Problem details:
Repeat the records below exactly, leaving out every picture.

Stored records:
══════
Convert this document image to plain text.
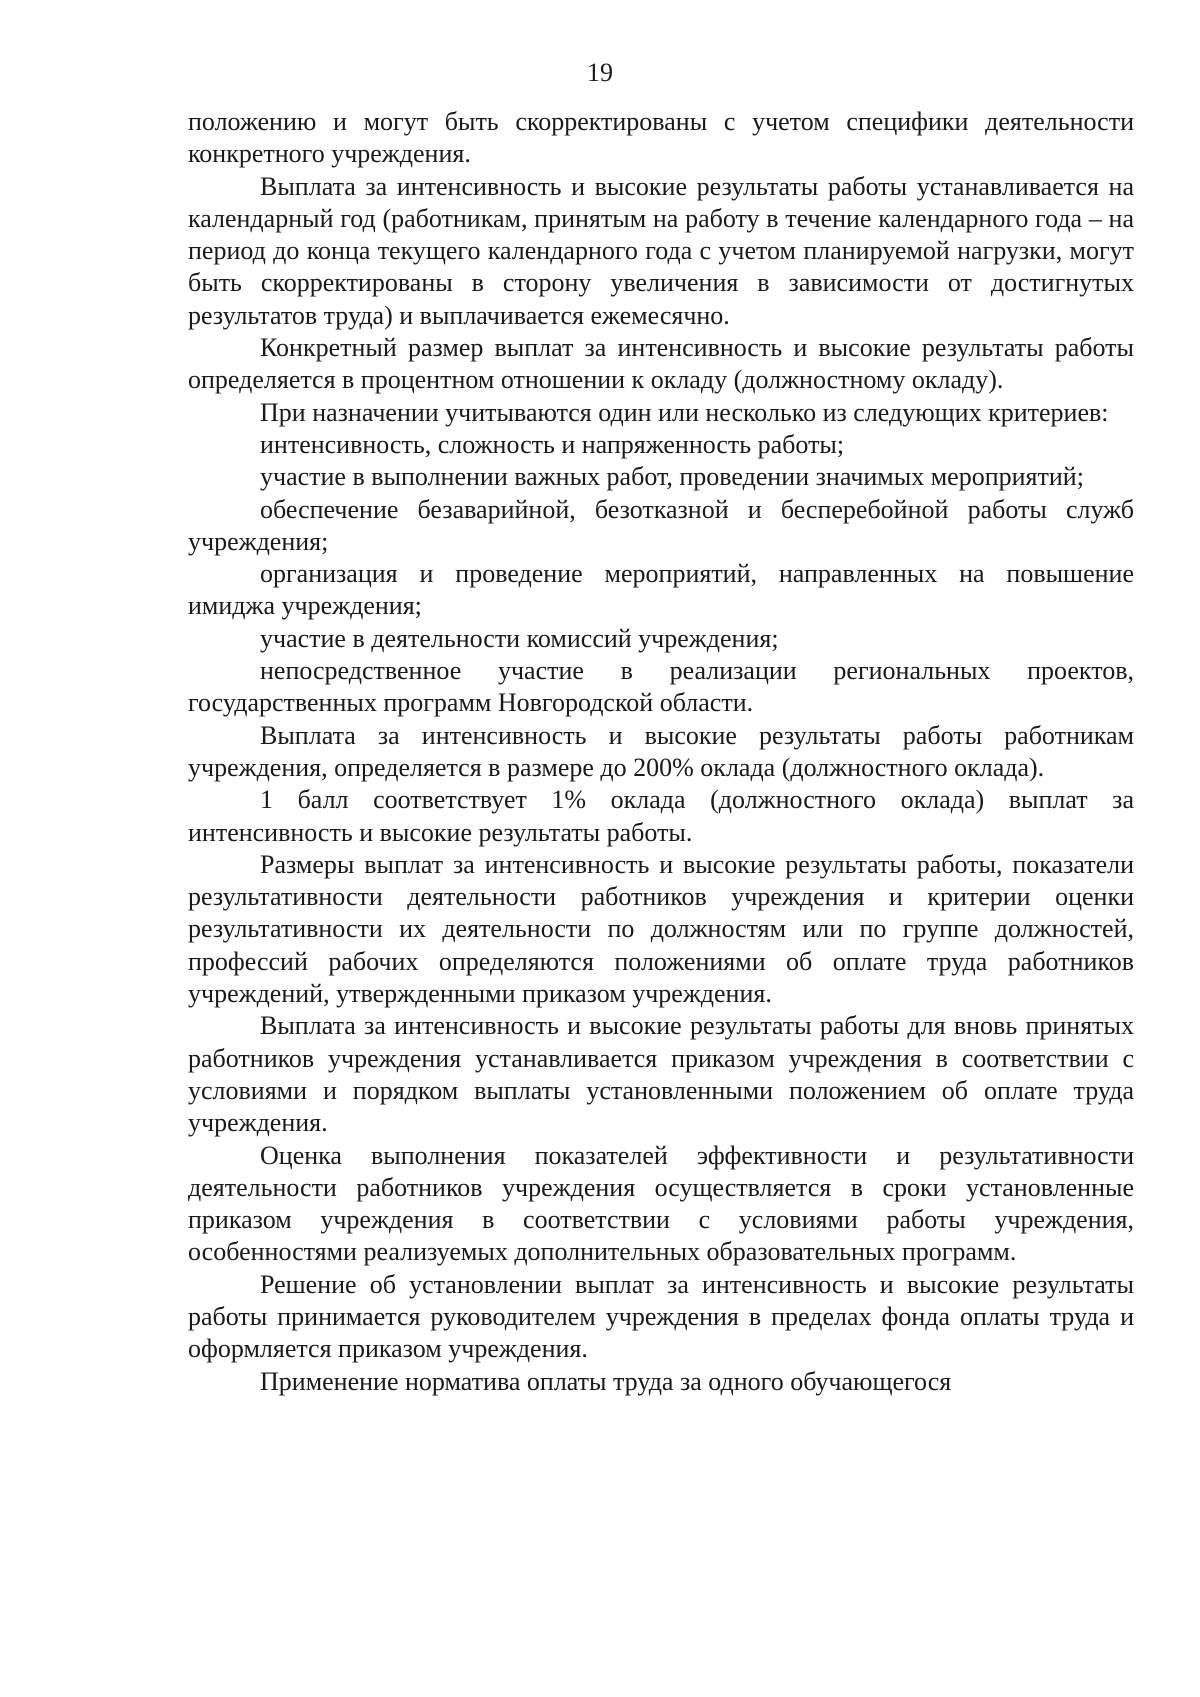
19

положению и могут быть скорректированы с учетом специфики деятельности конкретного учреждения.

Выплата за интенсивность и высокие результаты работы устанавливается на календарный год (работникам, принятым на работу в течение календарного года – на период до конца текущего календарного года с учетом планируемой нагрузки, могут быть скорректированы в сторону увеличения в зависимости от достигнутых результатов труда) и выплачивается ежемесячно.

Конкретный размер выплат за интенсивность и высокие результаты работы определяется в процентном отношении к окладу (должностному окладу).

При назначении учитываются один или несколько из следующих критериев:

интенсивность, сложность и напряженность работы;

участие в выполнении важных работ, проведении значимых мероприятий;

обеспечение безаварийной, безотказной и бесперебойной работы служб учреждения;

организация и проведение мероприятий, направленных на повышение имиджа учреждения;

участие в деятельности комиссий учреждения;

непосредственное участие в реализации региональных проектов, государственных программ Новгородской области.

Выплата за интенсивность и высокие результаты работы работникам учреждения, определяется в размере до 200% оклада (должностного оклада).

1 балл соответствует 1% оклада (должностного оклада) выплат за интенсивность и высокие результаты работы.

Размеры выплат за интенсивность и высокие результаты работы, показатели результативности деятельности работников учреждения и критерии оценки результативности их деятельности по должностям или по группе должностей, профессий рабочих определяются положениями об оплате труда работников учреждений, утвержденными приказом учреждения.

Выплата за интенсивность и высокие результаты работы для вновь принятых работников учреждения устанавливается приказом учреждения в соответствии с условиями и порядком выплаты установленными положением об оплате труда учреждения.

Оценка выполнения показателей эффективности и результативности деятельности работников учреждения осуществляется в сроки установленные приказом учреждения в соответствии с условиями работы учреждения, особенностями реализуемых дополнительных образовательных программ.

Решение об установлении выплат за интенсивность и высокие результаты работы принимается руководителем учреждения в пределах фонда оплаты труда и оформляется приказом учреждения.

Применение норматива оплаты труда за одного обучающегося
══════
Solution:
Convert this document image to plain text.
19

положению и могут быть скорректированы с учетом специфики деятельности конкретного учреждения.

Выплата за интенсивность и высокие результаты работы устанавливается на календарный год (работникам, принятым на работу в течение календарного года – на период до конца текущего календарного года с учетом планируемой нагрузки, могут быть скорректированы в сторону увеличения в зависимости от достигнутых результатов труда) и выплачивается ежемесячно.

Конкретный размер выплат за интенсивность и высокие результаты работы определяется в процентном отношении к окладу (должностному окладу).

При назначении учитываются один или несколько из следующих критериев:

интенсивность, сложность и напряженность работы;

участие в выполнении важных работ, проведении значимых мероприятий;

обеспечение безаварийной, безотказной и бесперебойной работы служб учреждения;

организация и проведение мероприятий, направленных на повышение имиджа учреждения;

участие в деятельности комиссий учреждения;

непосредственное участие в реализации региональных проектов, государственных программ Новгородской области.

Выплата за интенсивность и высокие результаты работы работникам учреждения, определяется в размере до 200% оклада (должностного оклада).

1 балл соответствует 1% оклада (должностного оклада) выплат за интенсивность и высокие результаты работы.

Размеры выплат за интенсивность и высокие результаты работы, показатели результативности деятельности работников учреждения и критерии оценки результативности их деятельности по должностям или по группе должностей, профессий рабочих определяются положениями об оплате труда работников учреждений, утвержденными приказом учреждения.

Выплата за интенсивность и высокие результаты работы для вновь принятых работников учреждения устанавливается приказом учреждения в соответствии с условиями и порядком выплаты установленными положением об оплате труда учреждения.

Оценка выполнения показателей эффективности и результативности деятельности работников учреждения осуществляется в сроки установленные приказом учреждения в соответствии с условиями работы учреждения, особенностями реализуемых дополнительных образовательных программ.

Решение об установлении выплат за интенсивность и высокие результаты работы принимается руководителем учреждения в пределах фонда оплаты труда и оформляется приказом учреждения.

Применение норматива оплаты труда за одного обучающегося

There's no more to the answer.